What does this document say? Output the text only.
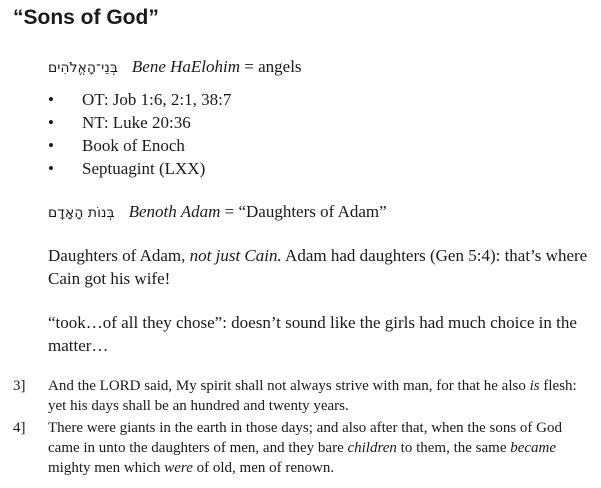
“Sons of God”
בְּנֵי־הָאֱלֹהִים Bene HaElohim = angels
• OT: Job 1:6, 2:1, 38:7
• NT: Luke 20:36
• Book of Enoch
• Septuagint (LXX)
בְּנוֹת הָאָדָם Benoth Adam = “Daughters of Adam”
Daughters of Adam, not just Cain. Adam had daughters (Gen 5:4): that’s where Cain got his wife!
“took…of all they chose”: doesn’t sound like the girls had much choice in the matter…
3] And the LORD said, My spirit shall not always strive with man, for that he also is flesh: yet his days shall be an hundred and twenty years.
4] There were giants in the earth in those days; and also after that, when the sons of God came in unto the daughters of men, and they bare children to them, the same became mighty men which were of old, men of renown.
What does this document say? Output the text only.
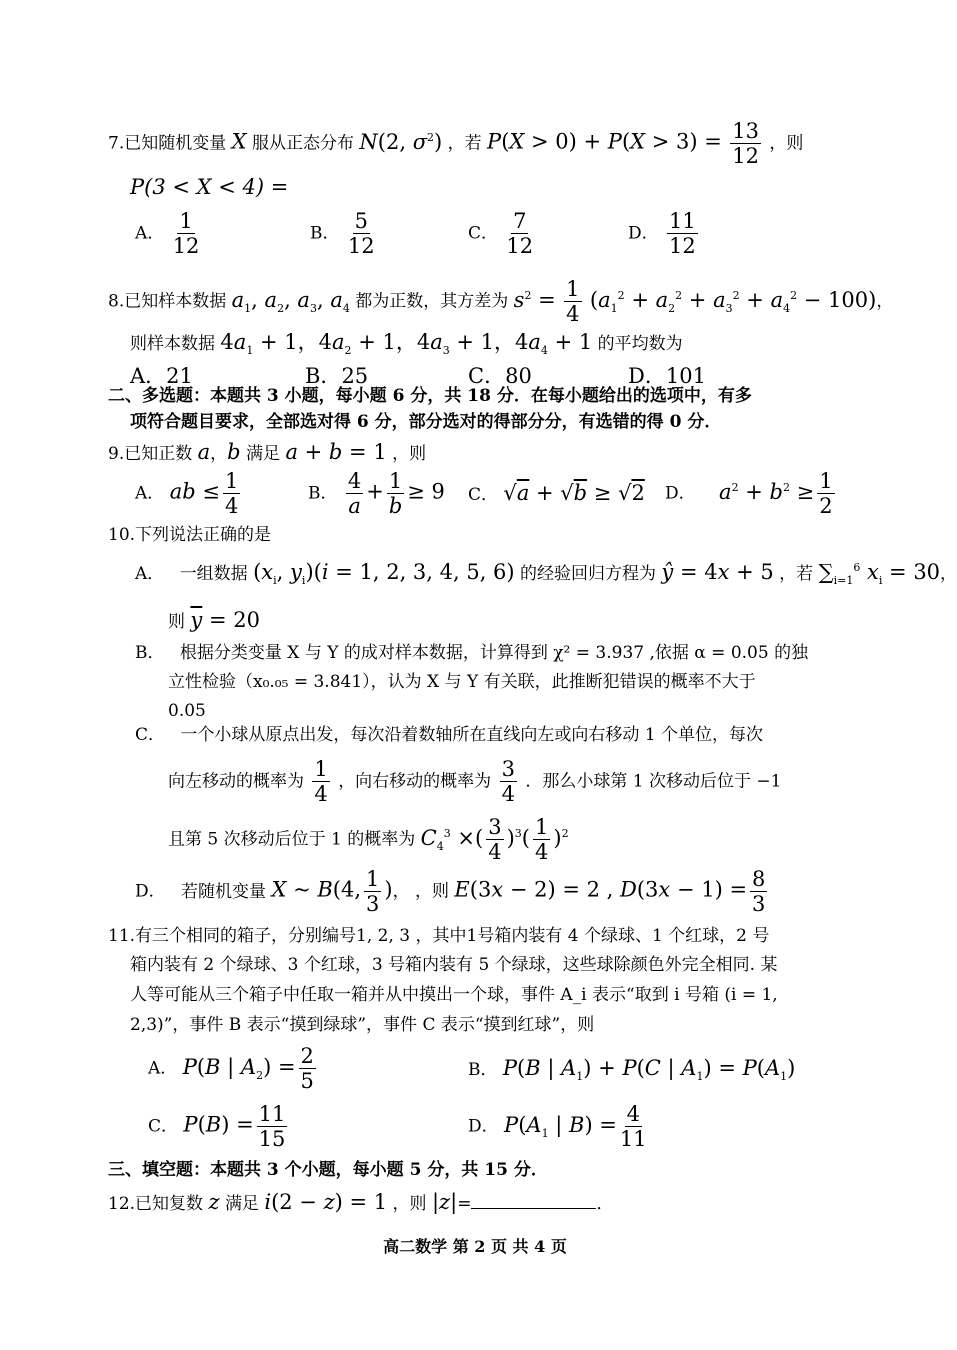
7.已知随机变量 X 服从正态分布 N(2, $\sigma^2$) ，若 $P(X > 0) + P(X > 3) = \frac{13}{12}$ ，则
P(3 < X < 4) =
A． $\frac{1}{12}$	B． $\frac{5}{12}$	C． $\frac{7}{12}$	D． $\frac{11}{12}$
8.已知样本数据 $a_1$, $a_2$, $a_3$, $a_4$ 都为正数，其方差为 $s^2 = \frac{1}{4} (a_1^2 + a_2^2 + a_3^2 + a_4^2 - 100)$，
则样本数据 $4a_1 + 1$，$4a_2 + 1$，$4a_3 + 1$，$4a_4 + 1$ 的平均数为
A．21	B．25	C．80	D．101
二、多选题：本题共 3 小题，每小题 6 分，共 18 分．在每小题给出的选项中，有多
项符合题目要求，全部选对得 6 分，部分选对的得部分分，有选错的得 0 分．
9.已知正数 a，b 满足 a + b = 1 ，则
A． ab ≤ $\frac{1}{4}$	B． $\frac{4}{a} + \frac{1}{b} \ge 9$ C． √a + √b ≥ √2 D． $a^2 + b^2 \ge \frac{1}{2}$
10.下列说法正确的是
A． 一组数据 ($x_i$, $y_i)(i = 1$, 2, 3, 4, 5, 6) 的经验回归方程为 ŷ = 4x + 5 ，若 $\sum_{i=1}^6$ $x_i = 30$，
则 $\overline{y} = 20$
B． 根据分类变量 X 与 Y 的成对样本数据，计算得到 χ² = 3.937 ,依据 α = 0.05 的独
立性检验（x₀.₀₅ = 3.841），认为 X 与 Y 有关联，此推断犯错误的概率不大于
0.05
C． 一个小球从原点出发，每次沿着数轴所在直线向左或向右移动 1 个单位，每次
向左移动的概率为 $\frac{1}{4}$ ，向右移动的概率为 $\frac{3}{4}$ ．那么小球第 1 次移动后位于 −1
且第 5 次移动后位于 1 的概率为 $C_4^3$ ×( $\frac{3}{4} )^3( \frac{1}{4} )^2$
D． 若随机变量 X ~ B(4, $\frac{1}{3}$ )， ，则 E(3x − 2) = 2 , $D(3x - 1) = \frac{8}{3}$
11.有三个相同的箱子，分别编号1, 2, 3 ，其中1号箱内装有 4 个绿球、1 个红球，2 号
箱内装有 2 个绿球、3 个红球，3 号箱内装有 5 个绿球，这些球除颜色外完全相同. 某
人等可能从三个箱子中任取一箱并从中摸出一个球，事件 A_i 表示“取到 i 号箱 (i = 1,
2,3)”，事件 B 表示“摸到绿球”，事件 C 表示“摸到红球”，则
A． P(B | $A_2) = \frac{2}{5}$	B． P(B | $A_1) + P(C$ | $A_1) = P(A_1)$
C． $P(B) = \frac{11}{15}$	D． $P(A_1$ | $B) = \frac{4}{11}$
三、填空题：本题共 3 个小题，每小题 5 分，共 15 分．
12.已知复数 z 满足 i(2 − z) = 1 ，则 |z|=	．
高二数学 第 2 页 共 4 页
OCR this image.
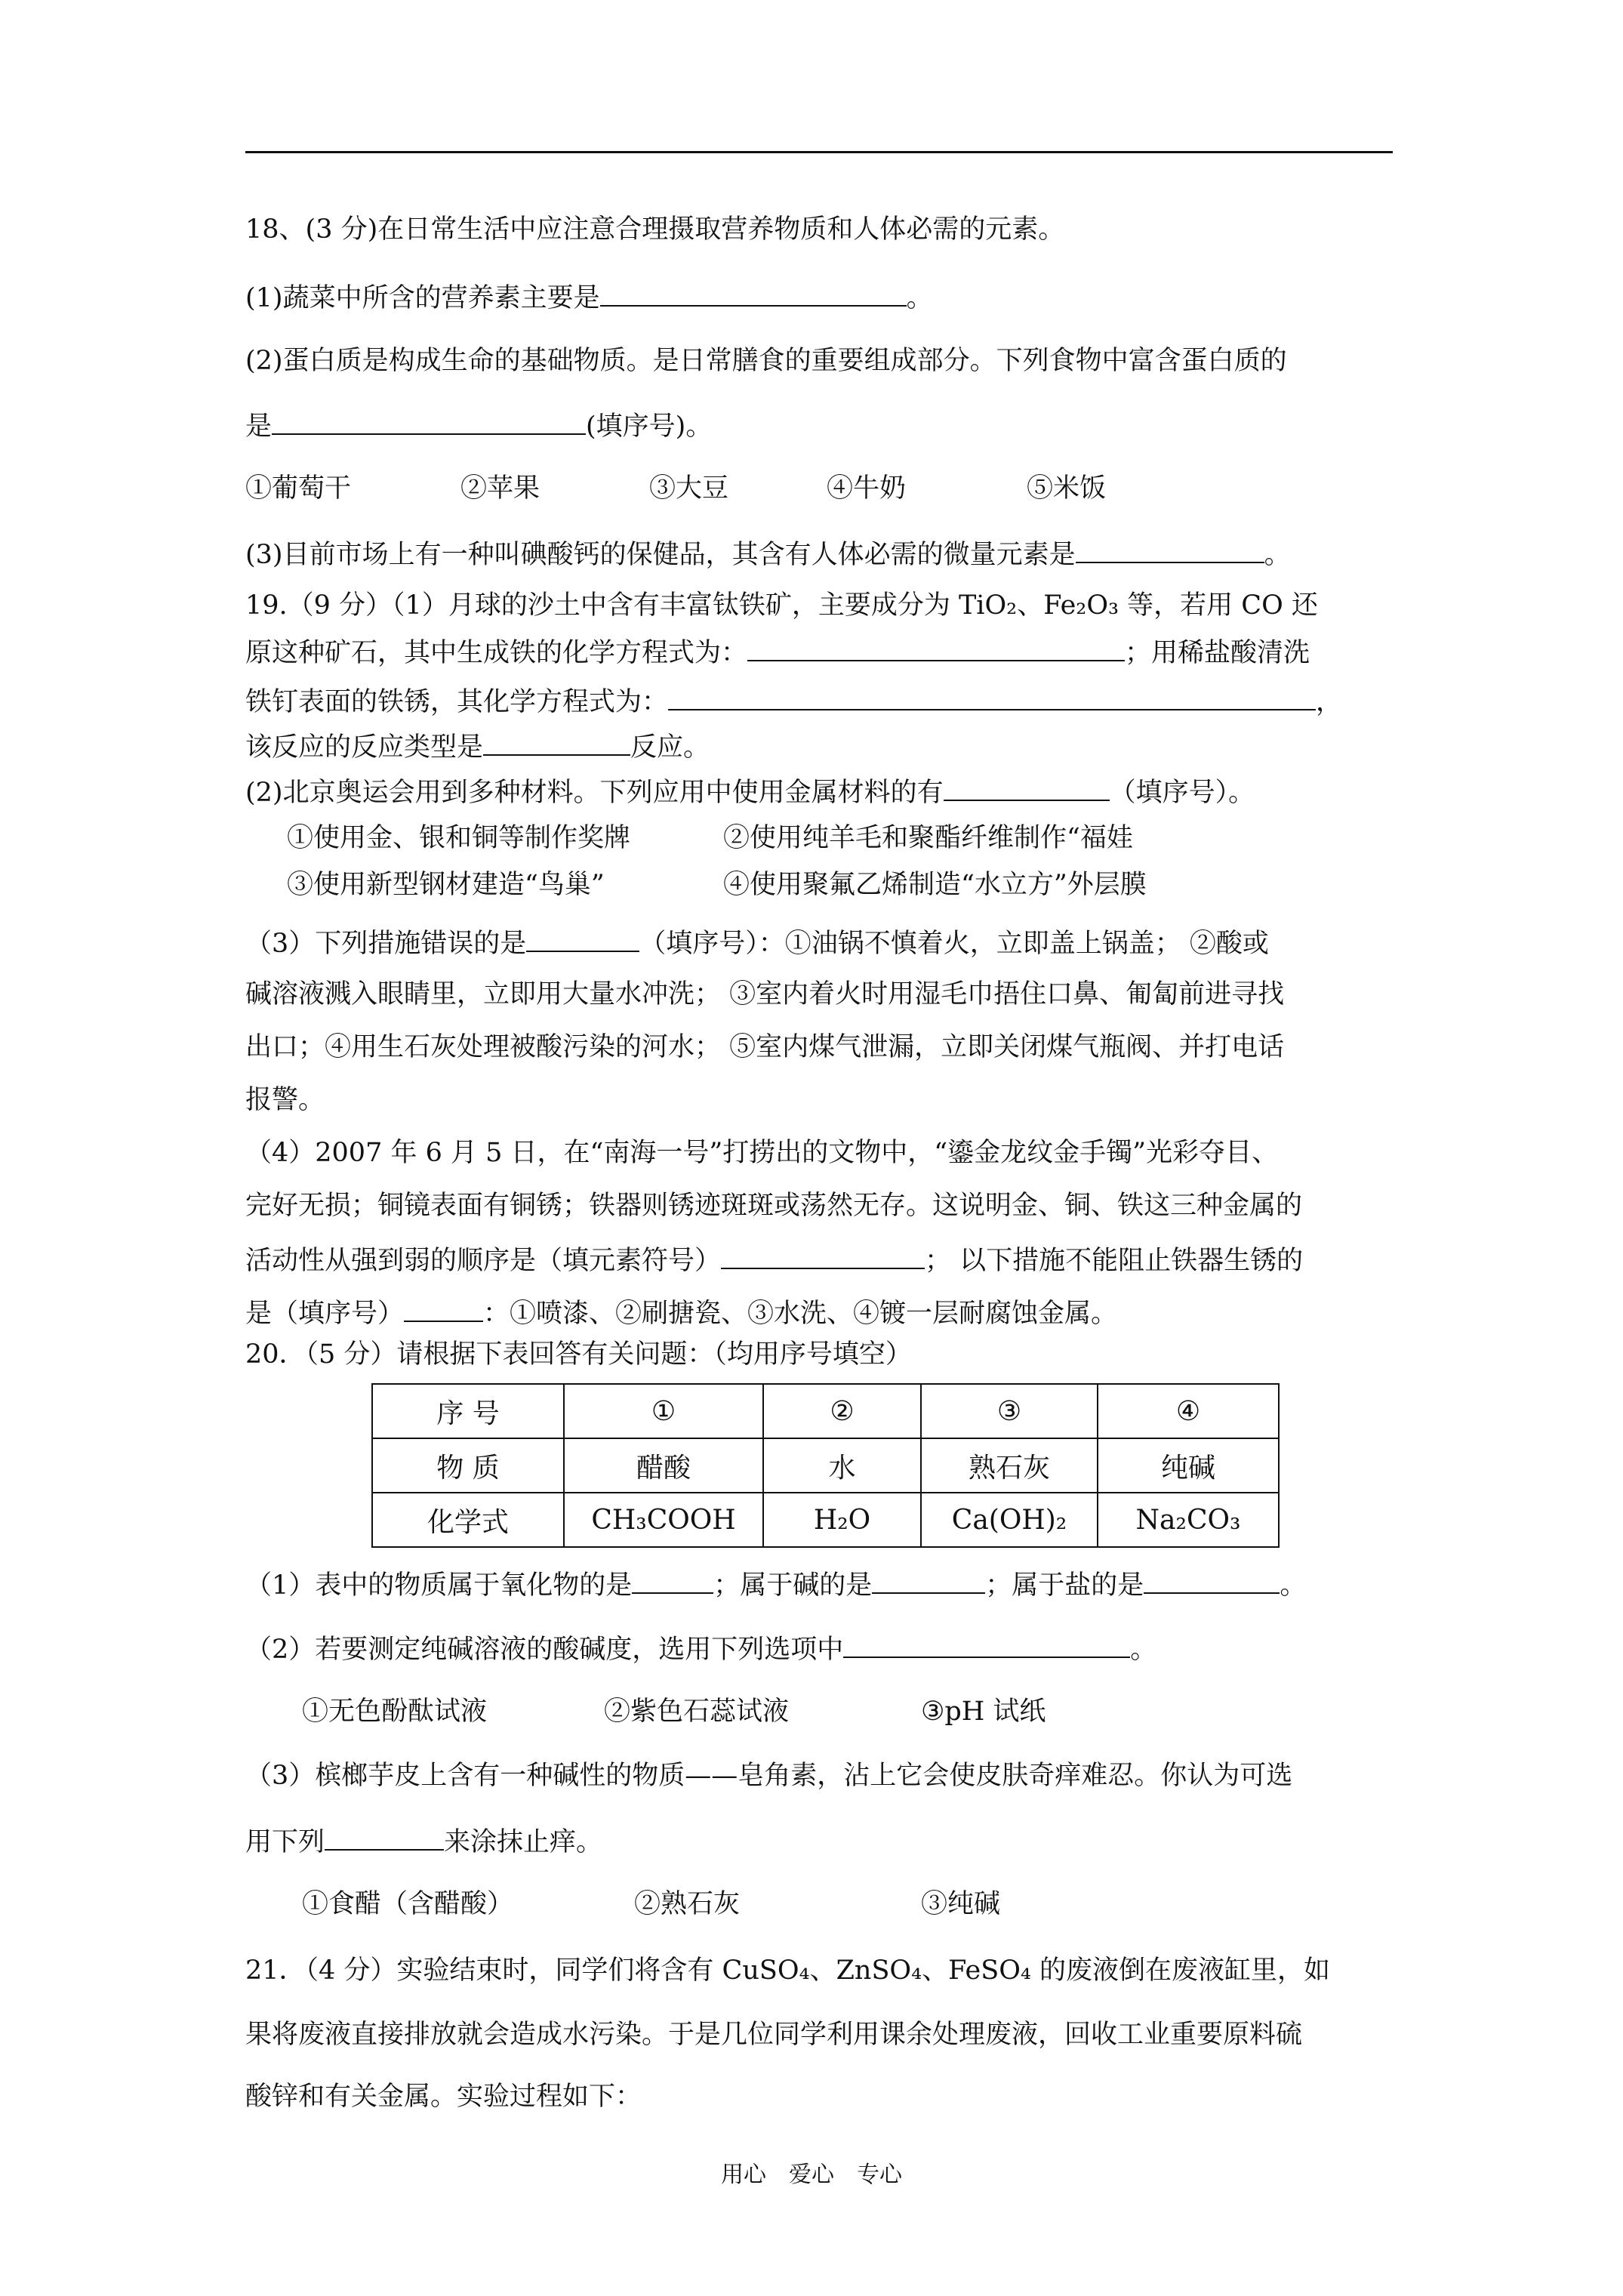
18、(3 分)在日常生活中应注意合理摄取营养物质和人体必需的元素。
(1)蔬菜中所含的营养素主要是	。
(2)蛋白质是构成生命的基础物质。是日常膳食的重要组成部分。下列食物中富含蛋白质的
是	(填序号)。
①葡萄干	②苹果	③大豆	④牛奶	⑤米饭
(3)目前市场上有一种叫碘酸钙的保健品，其含有人体必需的微量元素是	。
19.（9 分）（1）月球的沙土中含有丰富钛铁矿，主要成分为 TiO₂、Fe₂O₃ 等，若用 CO 还
原这种矿石，其中生成铁的化学方程式为：	；用稀盐酸清洗
铁钉表面的铁锈，其化学方程式为：	，
该反应的反应类型是	反应。
(2)北京奥运会用到多种材料。下列应用中使用金属材料的有	（填序号）。
①使用金、银和铜等制作奖牌	②使用纯羊毛和聚酯纤维制作“福娃
③使用新型钢材建造“鸟巢”	④使用聚氟乙烯制造“水立方”外层膜
（3）下列措施错误的是	（填序号）：①油锅不慎着火，立即盖上锅盖； ②酸或
碱溶液溅入眼睛里，立即用大量水冲洗； ③室内着火时用湿毛巾捂住口鼻、匍匐前进寻找
出口；④用生石灰处理被酸污染的河水； ⑤室内煤气泄漏，立即关闭煤气瓶阀、并打电话
报警。
（4）2007 年 6 月 5 日，在“南海一号”打捞出的文物中，“鎏金龙纹金手镯”光彩夺目、
完好无损；铜镜表面有铜锈；铁器则锈迹斑斑或荡然无存。这说明金、铜、铁这三种金属的
活动性从强到弱的顺序是（填元素符号）	； 以下措施不能阻止铁器生锈的
是（填序号）	：①喷漆、②刷搪瓷、③水洗、④镀一层耐腐蚀金属。
20．（5 分）请根据下表回答有关问题：（均用序号填空）
序 号	①	②	③	④
物 质	醋酸	水	熟石灰	纯碱
化学式	CH₃COOH	H₂O	Ca(OH)₂	Na₂CO₃
（1）表中的物质属于氧化物的是	；属于碱的是	；属于盐的是	。
（2）若要测定纯碱溶液的酸碱度，选用下列选项中	。
①无色酚酞试液	②紫色石蕊试液	③pH 试纸
（3）槟榔芋皮上含有一种碱性的物质——皂角素，沾上它会使皮肤奇痒难忍。你认为可选
用下列	来涂抹止痒。
①食醋（含醋酸）	②熟石灰	③纯碱
21．（4 分）实验结束时，同学们将含有 CuSO₄、ZnSO₄、FeSO₄ 的废液倒在废液缸里，如
果将废液直接排放就会造成水污染。于是几位同学利用课余处理废液，回收工业重要原料硫
酸锌和有关金属。实验过程如下：
用心　爱心　专心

○ ○ ○ ○

### Problem details
Find the lines above that contain the word "they" and collect them.

### Finished task
“took…of all they chose”: doesn’t sound like the girls had much choice in the matter…
4] There were giants in the earth in those days; and also after that, when the sons of God came in unto the daughters of men, and they bare children to them, the same became mighty men which were of old, men of renown.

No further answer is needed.